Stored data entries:

-------------------------

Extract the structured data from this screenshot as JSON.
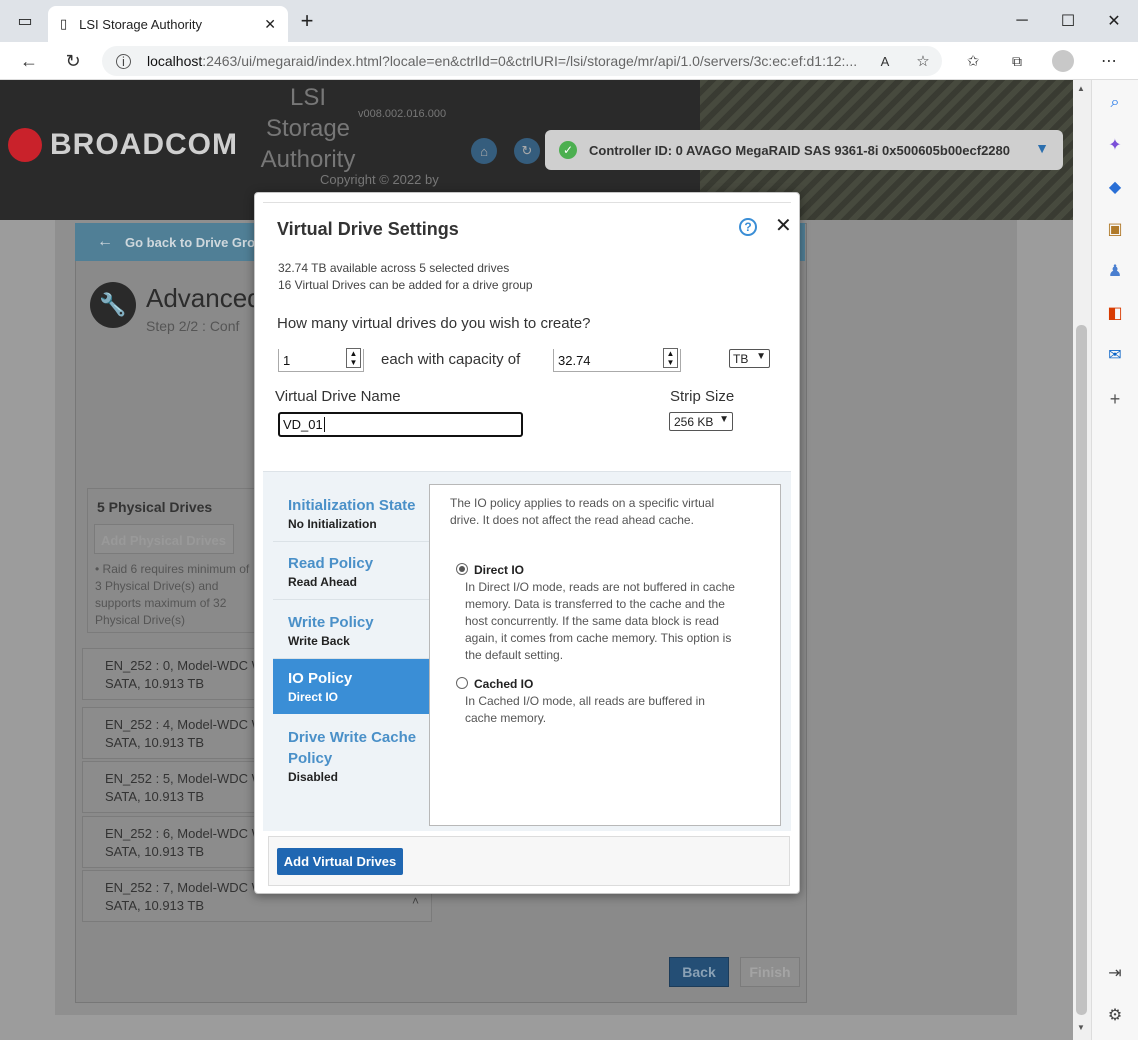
{
  "browser": {
    "tab_title": "LSI Storage Authority",
    "url_host": "localhost",
    "url_path": ":2463/ui/megaraid/index.html?locale=en&ctrlId=0&ctrlURI=/lsi/storage/mr/api/1.0/servers/3c:ec:ef:d1:12:..."
  },
  "header": {
    "brand": "BROADCOM",
    "app_name": "LSI Storage Authority",
    "version": "v008.002.016.000",
    "copyright": "Copyright © 2022 by",
    "controller": "Controller ID: 0 AVAGO MegaRAID SAS 9361-8i 0x500605b00ecf2280"
  },
  "background_page": {
    "go_back": "Go back to Drive Grou",
    "title": "Advanced",
    "step": "Step 2/2 : Conf",
    "physical_drives_title": "5 Physical Drives",
    "add_physical_drives": "Add Physical Drives",
    "raid_note": "• Raid 6 requires minimum of 3 Physical Drive(s) and supports maximum of 32 Physical Drive(s)",
    "drives": [
      {
        "line1": "EN_252 : 0, Model-WDC W",
        "line2": "SATA, 10.913 TB"
      },
      {
        "line1": "EN_252 : 4, Model-WDC W",
        "line2": "SATA, 10.913 TB"
      },
      {
        "line1": "EN_252 : 5, Model-WDC W",
        "line2": "SATA, 10.913 TB"
      },
      {
        "line1": "EN_252 : 6, Model-WDC W",
        "line2": "SATA, 10.913 TB"
      },
      {
        "line1": "EN_252 : 7, Model-WDC W",
        "line2": "SATA, 10.913 TB"
      }
    ],
    "back_button": "Back",
    "finish_button": "Finish"
  },
  "modal": {
    "title": "Virtual Drive Settings",
    "info_available": "32.74 TB available across 5 selected drives",
    "info_count": "16 Virtual Drives can be added for a drive group",
    "how_many_label": "How many virtual drives do you wish to create?",
    "count_value": "1",
    "each_with_label": "each with capacity of",
    "capacity_value": "32.74",
    "capacity_unit": "TB",
    "vd_name_label": "Virtual Drive Name",
    "vd_name_value": "VD_01",
    "strip_size_label": "Strip Size",
    "strip_size_value": "256 KB",
    "settings": [
      {
        "name": "Initialization State",
        "value": "No Initialization"
      },
      {
        "name": "Read Policy",
        "value": "Read Ahead"
      },
      {
        "name": "Write Policy",
        "value": "Write Back"
      },
      {
        "name": "IO Policy",
        "value": "Direct IO"
      },
      {
        "name": "Drive Write Cache Policy",
        "value": "Disabled"
      }
    ],
    "io_description": "The IO policy applies to reads on a specific virtual drive. It does not affect the read ahead cache.",
    "options": [
      {
        "label": "Direct IO",
        "desc": "In Direct I/O mode, reads are not buffered in cache memory. Data is transferred to the cache and the host concurrently. If the same data block is read again, it comes from cache memory. This option is the default setting.",
        "checked": true
      },
      {
        "label": "Cached IO",
        "desc": "In Cached I/O mode, all reads are buffered in cache memory.",
        "checked": false
      }
    ],
    "add_button": "Add Virtual Drives"
  },
  "colors": {
    "accent": "#3a8ed6",
    "primary_button": "#2067b2",
    "brand_red": "#c9222b"
  }
}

-------------------------

• TO BE DONE
Skipping the pictures, transcribe each line above exactly as it appears.

• EXERCISE SOLUTION
Extract the structured data from this screenshot as JSON.
{
  "browser": {
    "tab_title": "LSI Storage Authority",
    "url_host": "localhost",
    "url_path": ":2463/ui/megaraid/index.html?locale=en&ctrlId=0&ctrlURI=/lsi/storage/mr/api/1.0/servers/3c:ec:ef:d1:12:..."
  },
  "header": {
    "brand": "BROADCOM",
    "app_name": "LSI Storage Authority",
    "version": "v008.002.016.000",
    "copyright": "Copyright © 2022 by",
    "controller": "Controller ID: 0 AVAGO MegaRAID SAS 9361-8i 0x500605b00ecf2280"
  },
  "background_page": {
    "go_back": "Go back to Drive Grou",
    "title": "Advanced",
    "step": "Step 2/2 : Conf",
    "physical_drives_title": "5 Physical Drives",
    "add_physical_drives": "Add Physical Drives",
    "raid_note": "• Raid 6 requires minimum of 3 Physical Drive(s) and supports maximum of 32 Physical Drive(s)",
    "drives": [
      {
        "line1": "EN_252 : 0, Model-WDC W",
        "line2": "SATA, 10.913 TB"
      },
      {
        "line1": "EN_252 : 4, Model-WDC W",
        "line2": "SATA, 10.913 TB"
      },
      {
        "line1": "EN_252 : 5, Model-WDC W",
        "line2": "SATA, 10.913 TB"
      },
      {
        "line1": "EN_252 : 6, Model-WDC W",
        "line2": "SATA, 10.913 TB"
      },
      {
        "line1": "EN_252 : 7, Model-WDC W",
        "line2": "SATA, 10.913 TB"
      }
    ],
    "back_button": "Back",
    "finish_button": "Finish"
  },
  "modal": {
    "title": "Virtual Drive Settings",
    "info_available": "32.74 TB available across 5 selected drives",
    "info_count": "16 Virtual Drives can be added for a drive group",
    "how_many_label": "How many virtual drives do you wish to create?",
    "count_value": "1",
    "each_with_label": "each with capacity of",
    "capacity_value": "32.74",
    "capacity_unit": "TB",
    "vd_name_label": "Virtual Drive Name",
    "vd_name_value": "VD_01",
    "strip_size_label": "Strip Size",
    "strip_size_value": "256 KB",
    "settings": [
      {
        "name": "Initialization State",
        "value": "No Initialization"
      },
      {
        "name": "Read Policy",
        "value": "Read Ahead"
      },
      {
        "name": "Write Policy",
        "value": "Write Back"
      },
      {
        "name": "IO Policy",
        "value": "Direct IO"
      },
      {
        "name": "Drive Write Cache Policy",
        "value": "Disabled"
      }
    ],
    "io_description": "The IO policy applies to reads on a specific virtual drive. It does not affect the read ahead cache.",
    "options": [
      {
        "label": "Direct IO",
        "desc": "In Direct I/O mode, reads are not buffered in cache memory. Data is transferred to the cache and the host concurrently. If the same data block is read again, it comes from cache memory. This option is the default setting.",
        "checked": true
      },
      {
        "label": "Cached IO",
        "desc": "In Cached I/O mode, all reads are buffered in cache memory.",
        "checked": false
      }
    ],
    "add_button": "Add Virtual Drives"
  },
  "colors": {
    "accent": "#3a8ed6",
    "primary_button": "#2067b2",
    "brand_red": "#c9222b"
  }
}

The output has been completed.